● Given records:
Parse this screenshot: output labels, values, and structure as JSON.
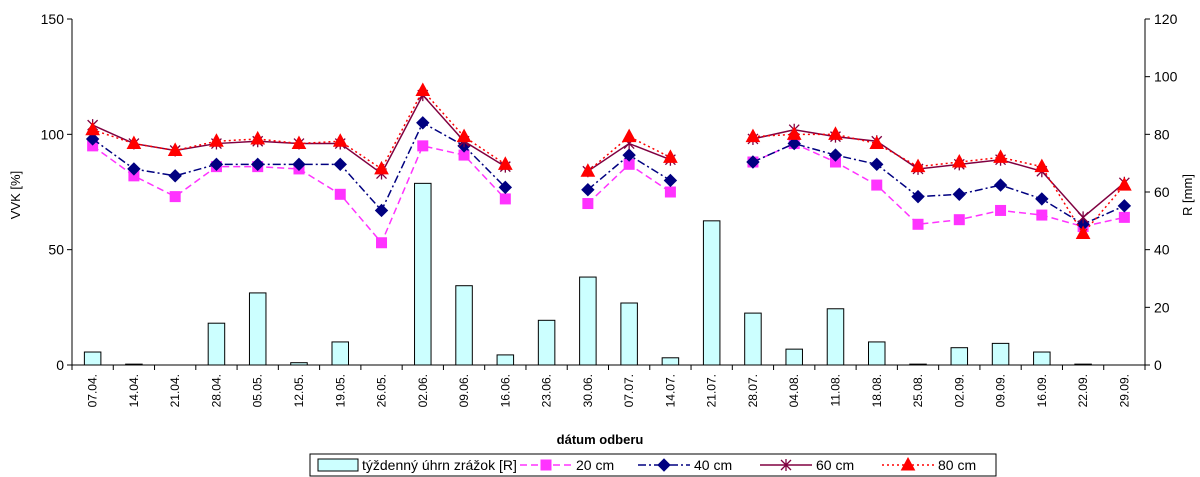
{
  "chart_data": {
    "type": "bar+line",
    "xlabel": "dátum odberu",
    "ylabel_left": "VVK [%]",
    "ylabel_right": "R [mm]",
    "ylim_left": [
      0,
      150
    ],
    "yticks_left": [
      "0",
      "50",
      "100",
      "150"
    ],
    "ylim_right": [
      0,
      120
    ],
    "yticks_right": [
      "0",
      "20",
      "40",
      "60",
      "80",
      "100",
      "120"
    ],
    "categories": [
      "07.04.",
      "14.04.",
      "21.04.",
      "28.04.",
      "05.05.",
      "12.05.",
      "19.05.",
      "26.05.",
      "02.06.",
      "09.06.",
      "16.06.",
      "23.06.",
      "30.06.",
      "07.07.",
      "14.07.",
      "21.07.",
      "28.07.",
      "04.08.",
      "11.08.",
      "18.08.",
      "25.08.",
      "02.09.",
      "09.09.",
      "16.09.",
      "22.09.",
      "29.09."
    ],
    "bars": {
      "name": "týždenný úhrn zrážok [R]",
      "axis": "right",
      "color": "#ccffff",
      "values": [
        4.5,
        0.3,
        0,
        14.5,
        25,
        0.8,
        8,
        0,
        63,
        27.5,
        3.5,
        15.5,
        30.5,
        21.5,
        2.5,
        50,
        18,
        5.5,
        19.5,
        8,
        0.3,
        6,
        7.5,
        4.5,
        0.3,
        0
      ]
    },
    "series": [
      {
        "name": "20 cm",
        "axis": "left",
        "color": "#ff33ff",
        "marker": "square",
        "dash": "7,4",
        "values": [
          95,
          82,
          73,
          86,
          86,
          85,
          74,
          53,
          95,
          91,
          72,
          null,
          70,
          87,
          75,
          null,
          88,
          96,
          88,
          78,
          61,
          63,
          67,
          65,
          60,
          64
        ]
      },
      {
        "name": "40 cm",
        "axis": "left",
        "color": "#000080",
        "marker": "diamond",
        "dash": "8,3,2,3",
        "values": [
          98,
          85,
          82,
          87,
          87,
          87,
          87,
          67,
          105,
          95,
          77,
          null,
          76,
          91,
          80,
          null,
          88,
          96,
          91,
          87,
          73,
          74,
          78,
          72,
          61,
          69
        ]
      },
      {
        "name": "60 cm",
        "axis": "left",
        "color": "#800040",
        "marker": "star",
        "dash": "",
        "values": [
          104,
          96,
          93,
          96,
          97,
          96,
          96,
          83,
          117,
          97,
          86,
          null,
          84,
          96,
          89,
          null,
          98,
          102,
          99,
          97,
          85,
          87,
          89,
          84,
          64,
          79
        ]
      },
      {
        "name": "80 cm",
        "axis": "left",
        "color": "#ff0000",
        "marker": "triangle",
        "dash": "2,3",
        "values": [
          102,
          96,
          93,
          97,
          98,
          96,
          97,
          85,
          119,
          99,
          87,
          null,
          84,
          99,
          90,
          null,
          99,
          100,
          100,
          96,
          86,
          88,
          90,
          86,
          57,
          78
        ]
      }
    ],
    "legend_position": "bottom",
    "grid": false
  }
}
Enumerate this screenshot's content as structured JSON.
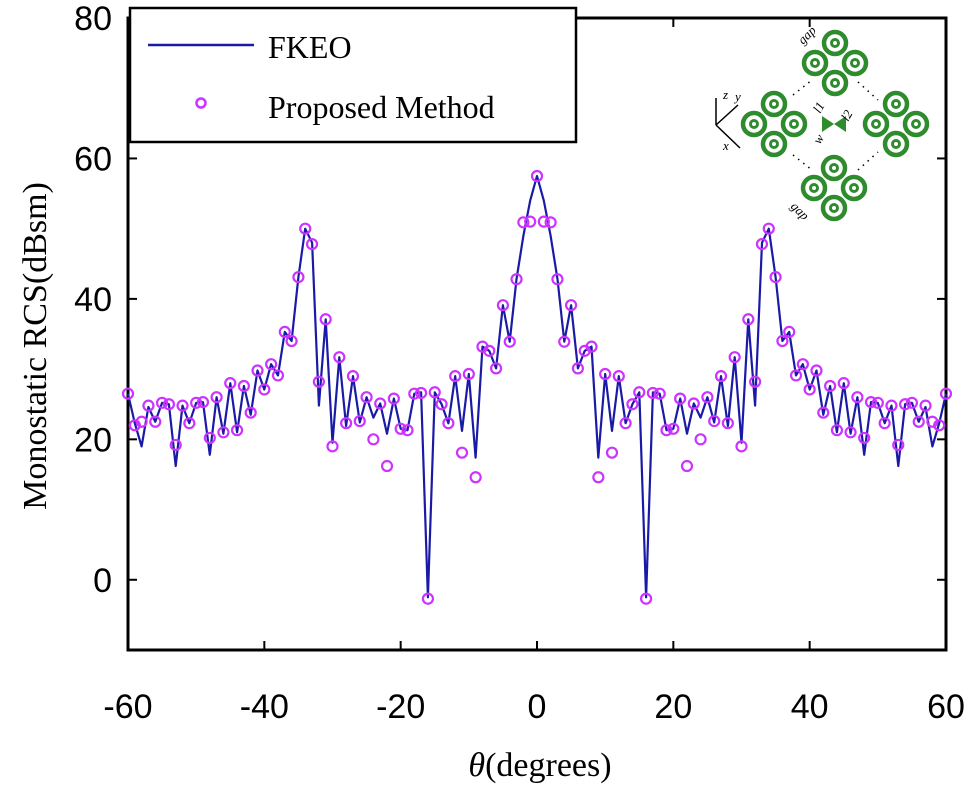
{
  "chart_data": {
    "type": "line",
    "title": "",
    "xlabel_symbol": "θ",
    "xlabel": "(degrees)",
    "ylabel": "Monostatic RCS(dBsm)",
    "xlim": [
      -60,
      60
    ],
    "ylim": [
      -10,
      80
    ],
    "xticks": [
      -60,
      -40,
      -20,
      0,
      20,
      40,
      60
    ],
    "xtick_labels": [
      "-60",
      "-40",
      "-20",
      "0",
      "20",
      "40",
      "60"
    ],
    "yticks": [
      0,
      20,
      40,
      60,
      80
    ],
    "ytick_labels": [
      "0",
      "20",
      "40",
      "60",
      "80"
    ],
    "grid": false,
    "legend": {
      "placement": "top-left",
      "entries": [
        {
          "label": "FKEO",
          "style": "line",
          "color": "#1a1aa6"
        },
        {
          "label": "Proposed Method",
          "style": "circle-marker",
          "color": "#cc33ff"
        }
      ]
    },
    "x": [
      -60,
      -59,
      -58,
      -57,
      -56,
      -55,
      -54,
      -53,
      -52,
      -51,
      -50,
      -49,
      -48,
      -47,
      -46,
      -45,
      -44,
      -43,
      -42,
      -41,
      -40,
      -39,
      -38,
      -37,
      -36,
      -35,
      -34,
      -33,
      -32,
      -31,
      -30,
      -29,
      -28,
      -27,
      -26,
      -25,
      -24,
      -23,
      -22,
      -21,
      -20,
      -19,
      -18,
      -17,
      -16,
      -15,
      -14,
      -13,
      -12,
      -11,
      -10,
      -9,
      -8,
      -7,
      -6,
      -5,
      -4,
      -3,
      -2,
      -1,
      0,
      1,
      2,
      3,
      4,
      5,
      6,
      7,
      8,
      9,
      10,
      11,
      12,
      13,
      14,
      15,
      16,
      17,
      18,
      19,
      20,
      21,
      22,
      23,
      24,
      25,
      26,
      27,
      28,
      29,
      30,
      31,
      32,
      33,
      34,
      35,
      36,
      37,
      38,
      39,
      40,
      41,
      42,
      43,
      44,
      45,
      46,
      47,
      48,
      49,
      50,
      51,
      52,
      53,
      54,
      55,
      56,
      57,
      58,
      59,
      60
    ],
    "series": [
      {
        "name": "FKEO",
        "style": "line",
        "color": "#1a1aa6",
        "values": [
          26.5,
          22.3,
          19.0,
          24.6,
          22.5,
          25.2,
          25.0,
          16.2,
          24.8,
          22.3,
          25.2,
          25.3,
          17.8,
          26.0,
          20.8,
          28.0,
          21.0,
          27.6,
          23.5,
          29.8,
          27.1,
          30.7,
          29.1,
          35.3,
          34.0,
          43.1,
          50.0,
          48.0,
          24.8,
          37.1,
          19.5,
          31.7,
          21.9,
          29.0,
          22.4,
          26.0,
          23.1,
          25.1,
          20.8,
          25.8,
          21.5,
          21.3,
          26.5,
          26.7,
          -2.5,
          26.7,
          25.0,
          22.3,
          29.0,
          21.2,
          29.3,
          17.4,
          33.2,
          32.6,
          30.1,
          39.1,
          33.9,
          42.8,
          49.0,
          54.0,
          57.5,
          54.0,
          49.0,
          42.8,
          33.9,
          39.1,
          30.1,
          32.6,
          33.2,
          17.4,
          29.3,
          21.2,
          29.0,
          22.3,
          25.0,
          26.7,
          -2.5,
          26.7,
          26.5,
          21.3,
          21.5,
          25.8,
          20.8,
          25.1,
          23.1,
          26.0,
          22.4,
          29.0,
          21.9,
          31.7,
          19.5,
          37.1,
          24.8,
          48.0,
          50.0,
          43.1,
          34.0,
          35.3,
          29.1,
          30.7,
          27.1,
          29.8,
          23.5,
          27.6,
          21.0,
          28.0,
          20.8,
          26.0,
          17.8,
          25.3,
          25.2,
          22.3,
          24.8,
          16.2,
          25.0,
          25.2,
          22.5,
          24.6,
          19.0,
          22.3,
          26.5
        ]
      },
      {
        "name": "Proposed Method",
        "style": "circle-marker",
        "color": "#cc33ff",
        "values": [
          26.5,
          22.0,
          22.5,
          24.8,
          22.5,
          25.2,
          25.0,
          19.2,
          24.8,
          22.3,
          25.2,
          25.3,
          20.2,
          26.0,
          21.0,
          28.0,
          21.3,
          27.6,
          23.8,
          29.8,
          27.1,
          30.7,
          29.1,
          35.3,
          34.0,
          43.1,
          50.0,
          47.8,
          28.2,
          37.1,
          19.0,
          31.7,
          22.3,
          29.0,
          22.6,
          26.0,
          20.0,
          25.1,
          16.2,
          25.8,
          21.5,
          21.3,
          26.5,
          26.6,
          -2.7,
          26.7,
          25.0,
          22.3,
          29.0,
          18.1,
          29.3,
          14.6,
          33.2,
          32.6,
          30.1,
          39.1,
          33.9,
          42.8,
          50.9,
          51.0,
          57.5,
          51.0,
          50.9,
          42.8,
          33.9,
          39.1,
          30.1,
          32.6,
          33.2,
          14.6,
          29.3,
          18.1,
          29.0,
          22.3,
          25.0,
          26.7,
          -2.7,
          26.6,
          26.5,
          21.3,
          21.5,
          25.8,
          16.2,
          25.1,
          20.0,
          26.0,
          22.6,
          29.0,
          22.3,
          31.7,
          19.0,
          37.1,
          28.2,
          47.8,
          50.0,
          43.1,
          34.0,
          35.3,
          29.1,
          30.7,
          27.1,
          29.8,
          23.8,
          27.6,
          21.3,
          28.0,
          21.0,
          26.0,
          20.2,
          25.3,
          25.2,
          22.3,
          24.8,
          19.2,
          25.0,
          25.2,
          22.5,
          24.8,
          22.5,
          22.0,
          26.5
        ]
      }
    ]
  },
  "inset": {
    "description": "array geometry diagram",
    "color": "#2e8b2e",
    "labels": {
      "gap_top": "gap",
      "gap_bottom": "gap",
      "l1": "l1",
      "l2": "l2",
      "w": "w",
      "axis_x": "x",
      "axis_y": "y",
      "axis_z": "z"
    }
  }
}
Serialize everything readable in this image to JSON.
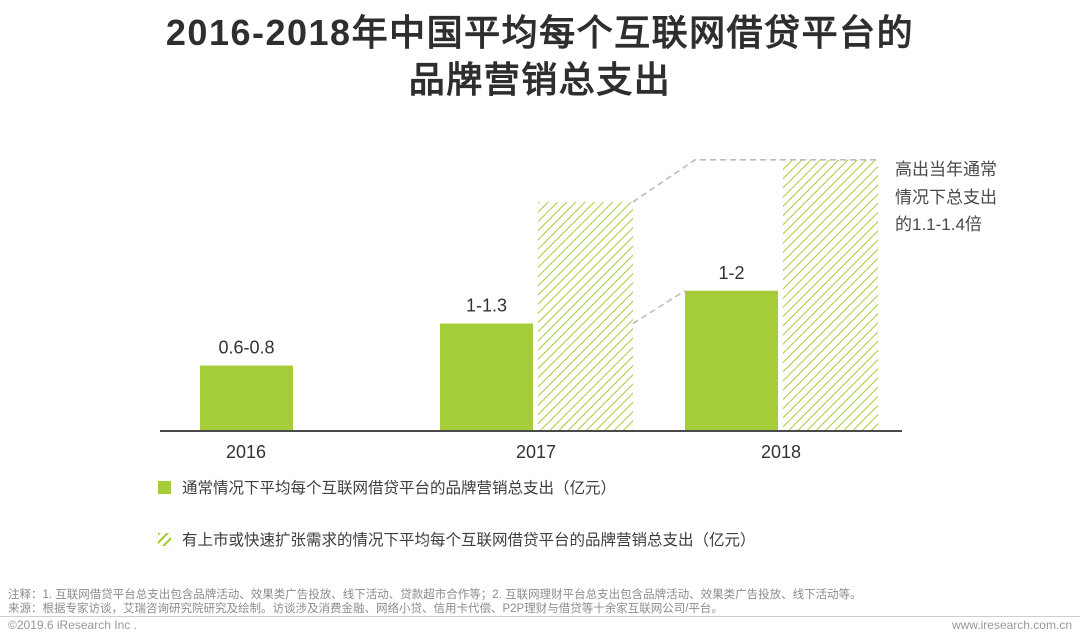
{
  "colors": {
    "green": "#a5cd39",
    "axis": "#4a4a4a",
    "dash": "#bdbdbd"
  },
  "title": "2016-2018年中国平均每个互联网借贷平台的\n品牌营销总支出",
  "chart_data": {
    "type": "bar",
    "categories": [
      "2016",
      "2017",
      "2018"
    ],
    "series": [
      {
        "name": "通常情况下平均每个互联网借贷平台的品牌营销总支出（亿元）",
        "style": "solid",
        "values": [
          0.7,
          1.15,
          1.5
        ],
        "value_labels": [
          "0.6-0.8",
          "1-1.3",
          "1-2"
        ]
      },
      {
        "name": "有上市或快速扩张需求的情况下平均每个互联网借贷平台的品牌营销总支出（亿元）",
        "style": "hatched",
        "values": [
          null,
          2.45,
          2.9
        ],
        "value_labels": [
          null,
          null,
          null
        ]
      }
    ],
    "ylim": [
      0,
      3.2
    ],
    "unit": "亿元",
    "annotation": "高出当年通常情况下总支出的1.1-1.4倍",
    "legend_position": "bottom-left",
    "grid": false
  },
  "annotation": "高出当年通常\n情况下总支出\n的1.1-1.4倍",
  "legend": [
    {
      "label": "通常情况下平均每个互联网借贷平台的品牌营销总支出（亿元）",
      "swatch": "solid"
    },
    {
      "label": "有上市或快速扩张需求的情况下平均每个互联网借贷平台的品牌营销总支出（亿元）",
      "swatch": "hatched"
    }
  ],
  "footnotes": {
    "note": "注释：1. 互联网借贷平台总支出包含品牌活动、效果类广告投放、线下活动、贷款超市合作等；2. 互联网理财平台总支出包含品牌活动、效果类广告投放、线下活动等。",
    "source": "来源：根据专家访谈，艾瑞咨询研究院研究及绘制。访谈涉及消费金融、网络小贷、信用卡代偿、P2P理财与借贷等十余家互联网公司/平台。"
  },
  "footer": {
    "copyright": "©2019.6 iResearch Inc .",
    "website": "www.iresearch.com.cn"
  }
}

● Aim: Copy each line above that contains the string "annotation".

● Result of this exercise:
    "annotation": "高出当年通常情况下总支出的1.1-1.4倍",
  "annotation": "高出当年通常\n情况下总支出\n的1.1-1.4倍",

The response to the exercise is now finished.